* Instruction *
Extract all lines in the data that contain the word "Export".

* Task input *
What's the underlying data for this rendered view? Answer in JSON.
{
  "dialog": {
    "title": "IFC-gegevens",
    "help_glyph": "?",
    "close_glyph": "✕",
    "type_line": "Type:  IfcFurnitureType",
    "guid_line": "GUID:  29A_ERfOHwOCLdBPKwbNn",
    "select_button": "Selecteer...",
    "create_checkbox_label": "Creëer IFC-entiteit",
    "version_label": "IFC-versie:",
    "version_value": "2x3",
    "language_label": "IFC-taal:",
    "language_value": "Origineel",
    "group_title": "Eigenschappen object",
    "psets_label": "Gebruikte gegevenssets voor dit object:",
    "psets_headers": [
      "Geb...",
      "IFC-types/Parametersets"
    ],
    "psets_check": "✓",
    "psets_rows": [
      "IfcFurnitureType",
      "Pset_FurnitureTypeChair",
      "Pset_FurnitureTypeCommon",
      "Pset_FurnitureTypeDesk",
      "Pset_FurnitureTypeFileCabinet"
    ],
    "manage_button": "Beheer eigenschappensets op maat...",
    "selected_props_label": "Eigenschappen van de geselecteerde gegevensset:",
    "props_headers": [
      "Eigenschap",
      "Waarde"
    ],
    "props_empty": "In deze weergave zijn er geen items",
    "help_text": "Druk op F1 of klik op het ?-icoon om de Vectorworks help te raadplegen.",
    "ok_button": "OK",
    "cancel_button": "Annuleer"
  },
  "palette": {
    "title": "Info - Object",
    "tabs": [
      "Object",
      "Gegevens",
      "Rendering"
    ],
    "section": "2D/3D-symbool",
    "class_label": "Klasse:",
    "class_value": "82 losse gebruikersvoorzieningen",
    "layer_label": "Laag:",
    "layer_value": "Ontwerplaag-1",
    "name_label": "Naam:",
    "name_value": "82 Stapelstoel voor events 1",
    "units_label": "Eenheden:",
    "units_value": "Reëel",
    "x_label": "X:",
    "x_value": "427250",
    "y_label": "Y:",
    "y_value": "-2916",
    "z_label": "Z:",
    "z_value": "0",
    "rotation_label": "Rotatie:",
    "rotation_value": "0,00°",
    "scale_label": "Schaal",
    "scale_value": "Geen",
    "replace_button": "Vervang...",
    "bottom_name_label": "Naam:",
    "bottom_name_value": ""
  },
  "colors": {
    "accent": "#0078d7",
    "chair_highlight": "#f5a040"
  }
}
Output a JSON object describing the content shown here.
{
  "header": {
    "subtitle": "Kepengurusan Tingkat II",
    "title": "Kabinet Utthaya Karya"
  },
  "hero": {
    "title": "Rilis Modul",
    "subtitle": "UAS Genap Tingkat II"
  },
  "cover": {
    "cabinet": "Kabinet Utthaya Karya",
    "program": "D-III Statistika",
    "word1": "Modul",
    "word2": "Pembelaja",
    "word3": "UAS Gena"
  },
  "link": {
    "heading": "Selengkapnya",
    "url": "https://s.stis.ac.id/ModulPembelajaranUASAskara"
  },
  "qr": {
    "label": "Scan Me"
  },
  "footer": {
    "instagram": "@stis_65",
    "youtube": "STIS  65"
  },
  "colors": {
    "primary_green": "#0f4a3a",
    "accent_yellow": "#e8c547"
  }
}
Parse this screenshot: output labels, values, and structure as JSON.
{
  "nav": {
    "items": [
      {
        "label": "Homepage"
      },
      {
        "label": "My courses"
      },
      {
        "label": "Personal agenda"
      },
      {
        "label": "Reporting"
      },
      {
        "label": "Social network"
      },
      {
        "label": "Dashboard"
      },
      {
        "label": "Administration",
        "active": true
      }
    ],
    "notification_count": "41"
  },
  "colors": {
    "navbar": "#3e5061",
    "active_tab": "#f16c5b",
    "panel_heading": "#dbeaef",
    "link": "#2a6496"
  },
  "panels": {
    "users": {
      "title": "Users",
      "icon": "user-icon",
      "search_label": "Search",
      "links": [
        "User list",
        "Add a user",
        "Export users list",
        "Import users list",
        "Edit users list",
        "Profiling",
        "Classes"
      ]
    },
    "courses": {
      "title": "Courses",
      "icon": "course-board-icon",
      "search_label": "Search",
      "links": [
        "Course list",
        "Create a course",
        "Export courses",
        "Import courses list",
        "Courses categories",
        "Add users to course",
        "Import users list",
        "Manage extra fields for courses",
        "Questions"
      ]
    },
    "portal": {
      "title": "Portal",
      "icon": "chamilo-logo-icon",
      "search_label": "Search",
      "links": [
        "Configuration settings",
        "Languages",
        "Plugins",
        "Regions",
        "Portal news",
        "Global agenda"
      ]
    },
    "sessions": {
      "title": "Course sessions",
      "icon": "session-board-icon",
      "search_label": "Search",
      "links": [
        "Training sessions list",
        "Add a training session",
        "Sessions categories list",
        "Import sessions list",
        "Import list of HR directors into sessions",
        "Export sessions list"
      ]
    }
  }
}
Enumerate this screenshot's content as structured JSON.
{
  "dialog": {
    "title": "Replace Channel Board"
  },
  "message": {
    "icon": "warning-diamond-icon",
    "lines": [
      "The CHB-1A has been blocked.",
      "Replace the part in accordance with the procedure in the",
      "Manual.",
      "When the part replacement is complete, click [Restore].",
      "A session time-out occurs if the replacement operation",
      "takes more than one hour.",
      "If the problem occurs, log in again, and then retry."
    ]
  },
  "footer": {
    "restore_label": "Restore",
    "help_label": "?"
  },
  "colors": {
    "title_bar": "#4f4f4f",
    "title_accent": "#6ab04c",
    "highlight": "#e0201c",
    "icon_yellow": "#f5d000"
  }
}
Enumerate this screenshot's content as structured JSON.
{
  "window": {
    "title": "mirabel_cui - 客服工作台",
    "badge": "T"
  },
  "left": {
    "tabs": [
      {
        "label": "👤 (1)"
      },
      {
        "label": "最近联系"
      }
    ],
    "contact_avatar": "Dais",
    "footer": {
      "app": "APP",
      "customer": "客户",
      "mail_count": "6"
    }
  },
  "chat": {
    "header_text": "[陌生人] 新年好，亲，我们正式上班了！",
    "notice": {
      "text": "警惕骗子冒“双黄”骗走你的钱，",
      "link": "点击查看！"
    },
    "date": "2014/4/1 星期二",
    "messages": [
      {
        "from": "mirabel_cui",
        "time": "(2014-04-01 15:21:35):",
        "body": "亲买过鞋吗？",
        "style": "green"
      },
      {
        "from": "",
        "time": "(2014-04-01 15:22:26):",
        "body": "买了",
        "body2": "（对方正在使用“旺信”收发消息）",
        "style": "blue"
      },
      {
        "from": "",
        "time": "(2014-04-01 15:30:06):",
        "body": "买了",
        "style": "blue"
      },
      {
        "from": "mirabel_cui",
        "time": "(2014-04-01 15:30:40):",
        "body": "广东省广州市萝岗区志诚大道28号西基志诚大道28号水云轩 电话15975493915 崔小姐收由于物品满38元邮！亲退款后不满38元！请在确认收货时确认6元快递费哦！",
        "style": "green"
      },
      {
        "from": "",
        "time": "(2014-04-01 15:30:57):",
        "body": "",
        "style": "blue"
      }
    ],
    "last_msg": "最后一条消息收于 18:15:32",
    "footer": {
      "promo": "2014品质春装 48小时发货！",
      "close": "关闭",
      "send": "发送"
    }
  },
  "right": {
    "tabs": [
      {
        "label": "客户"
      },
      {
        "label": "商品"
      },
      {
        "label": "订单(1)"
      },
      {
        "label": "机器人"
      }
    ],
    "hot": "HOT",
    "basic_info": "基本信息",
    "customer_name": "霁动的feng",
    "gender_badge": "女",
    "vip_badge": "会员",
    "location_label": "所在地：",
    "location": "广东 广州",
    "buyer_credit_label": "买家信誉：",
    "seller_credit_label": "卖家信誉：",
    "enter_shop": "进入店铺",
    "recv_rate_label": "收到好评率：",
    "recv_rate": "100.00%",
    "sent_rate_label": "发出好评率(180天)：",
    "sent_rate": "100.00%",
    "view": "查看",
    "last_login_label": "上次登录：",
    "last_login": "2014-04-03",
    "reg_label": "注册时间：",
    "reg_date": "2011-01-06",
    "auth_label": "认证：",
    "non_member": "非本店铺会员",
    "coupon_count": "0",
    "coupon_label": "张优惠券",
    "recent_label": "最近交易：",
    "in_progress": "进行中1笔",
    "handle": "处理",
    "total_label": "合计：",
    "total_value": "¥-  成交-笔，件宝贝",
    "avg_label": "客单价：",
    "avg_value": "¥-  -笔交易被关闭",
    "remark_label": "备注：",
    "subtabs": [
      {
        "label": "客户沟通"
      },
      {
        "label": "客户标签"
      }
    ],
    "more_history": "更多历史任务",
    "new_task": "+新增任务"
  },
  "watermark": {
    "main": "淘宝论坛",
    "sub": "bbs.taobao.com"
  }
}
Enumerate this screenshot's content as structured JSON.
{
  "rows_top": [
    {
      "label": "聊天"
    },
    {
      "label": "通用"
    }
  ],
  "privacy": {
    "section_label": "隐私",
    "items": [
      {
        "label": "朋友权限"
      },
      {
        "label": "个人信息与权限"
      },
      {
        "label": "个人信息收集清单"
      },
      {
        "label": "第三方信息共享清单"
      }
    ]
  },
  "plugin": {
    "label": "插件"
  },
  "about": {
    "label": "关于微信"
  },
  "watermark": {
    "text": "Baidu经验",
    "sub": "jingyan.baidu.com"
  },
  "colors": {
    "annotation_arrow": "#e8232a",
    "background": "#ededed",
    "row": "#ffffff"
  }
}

* Task response *
        "Export users list",
        "Export courses",
        "Export sessions list"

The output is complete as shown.